Consegna A: Secondo il brano da leggere, quale opera di Wotruba venne presentata alla mostra?
Consegna B: Traduci in inglese questa frase del brano da leggere: "Si intitolava La figura interiore, ed era una rassegna che presentava a Pordenone le più forti personalità della scultura austriaca dopo il 1945."
Consegna C: Riporta dal brano da leggere il testo che va da "La copertina del" a "di Friz Wotruba.".

Brano da leggere:
◇ ◇ ◇ ◇ ◇ ◇ ◇

Si era – alcuni amici del Centro Iniziative Culturali Pordenone – a Salisburgo, per qualche giorno di vacanza. La città di Mozart ci aveva accolto col bel tempo, sicché era un gusto passeggiare per il centro storico con la svagata andatura di chi è lì per respirare l’aria, e cogliere ogni occasione di interesse e divertimento. Vedemmo tutti i luoghi da vedere, compresi i caffè e le trattorie, e naturalmente anche la galleria d’arte contemporanea della città, il “Rupertinum”.

Le collezioni, tra cui spiccava un’ampia serie di opere grafiche di Paul Klee, ci interessarono molto: sorse la apparentemente balzana idea di chiedere udienza alla direzione, per presentarci come operatori culturali e dire anche dell’attività della “Sagittaria”, che toccava allora – primavera 1991 – giusto venticinque anni di attività.

A volte i miracoli. Non ci fu neppure bisogno di chissà quali discorsi: alle normali condizioni di qualunque mostra venga richiesta e accordata, cioè le spese e l’assicurazione delle opere, inaugurammo, nell’ottobre del 1991, la prima di quattro bellissime esposizioni che potemmo realizzare in collaborazione con la Galleria della città di Salisburgo. Si intitolava La figura interiore, ed era una rassegna che presentava a Pordenone le più forti personalità della scultura austriaca dopo il 1945.

La copertina del catalogo, che riproduciamo, dà un’idea abbastanza veritiera della sequenza di opere che furono ordinate alla “Sagittaria”, dominata all’origine – come affermava Otto Breicha, direttore del Rupertinum, nel suo testo introduttivo – dalla figura di Friz Wotruba.

Del grande scultore viennese – tornato in patria solo nel ’45 dalla Svizzera, dove si era esiliato a causa del nazismo – veniva presentato il formidabile Grande viandante del 1952, un bronzo eretto in blocchi squadrati e potenti, una sorta di inno alla resistenza della persona contro il premere degli eventi, spesso catastrofici, della storia.

Questo insistere di Wotruba sulla figura, anche astrattizzata in moduli geometrici, fu per almeno vent’anni un impulso che si trasmise a sodali ed allievi, e che informò quindi gran parte della plastica austriaca: del resto molto comprensibilmente, se si pensa alle elaborazioni, antropologiche ed estetiche, che quella cultura aveva edificato nei primi decenni del Novecento, attraverso personalità come quelle di Freud, Kraus, Musil, Canetti e, per restare sul piano delle arti figurative, Kokoschka e Schiele.

◇ ◇ ◇ ◇ ◇ ◇ ◇

Materiale fornito:
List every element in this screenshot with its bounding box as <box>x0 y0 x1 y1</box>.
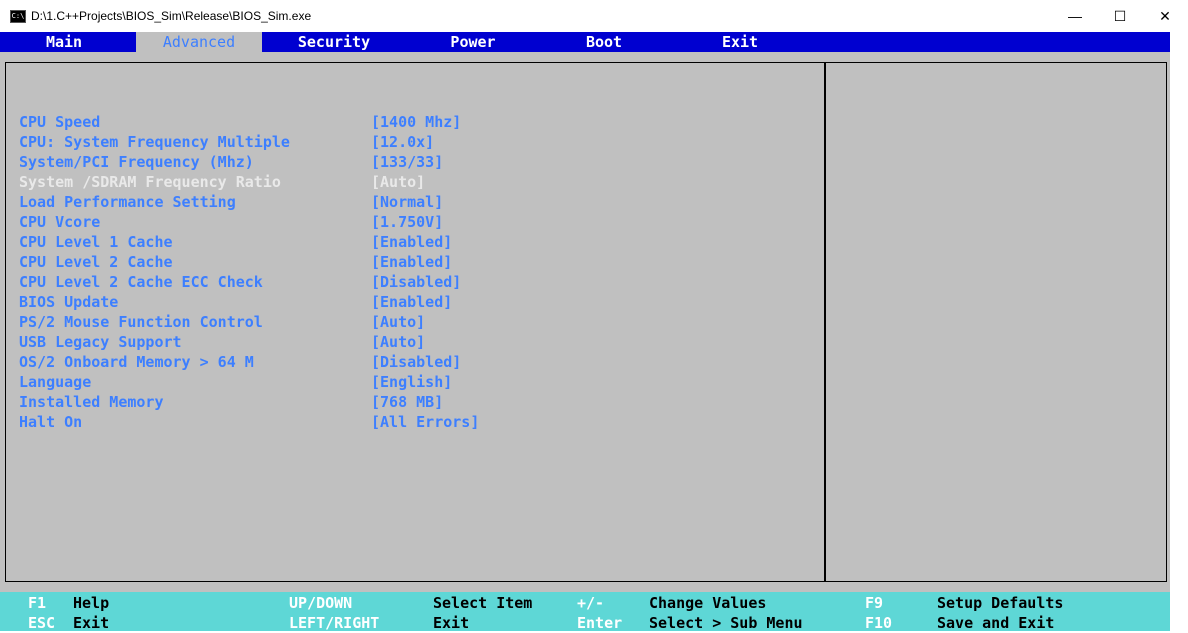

◇ ◇ ◇ ◇ ◇ ◇ ◇

Risposta A: Il Grande viandante del 1952, un bronzo.

Risposta B: It was titled The Inner Figure, and it was an exhibition that presented in Pordenone the strongest personalities of Austrian sculpture after 1945.

Risposta C:
La copertina del catalogo, che riproduciamo, dà un’idea abbastanza veritiera della sequenza di opere che furono ordinate alla “Sagittaria”, dominata all’origine – come affermava Otto Breicha, direttore del Rupertinum, nel suo testo introduttivo – dalla figura di Friz Wotruba.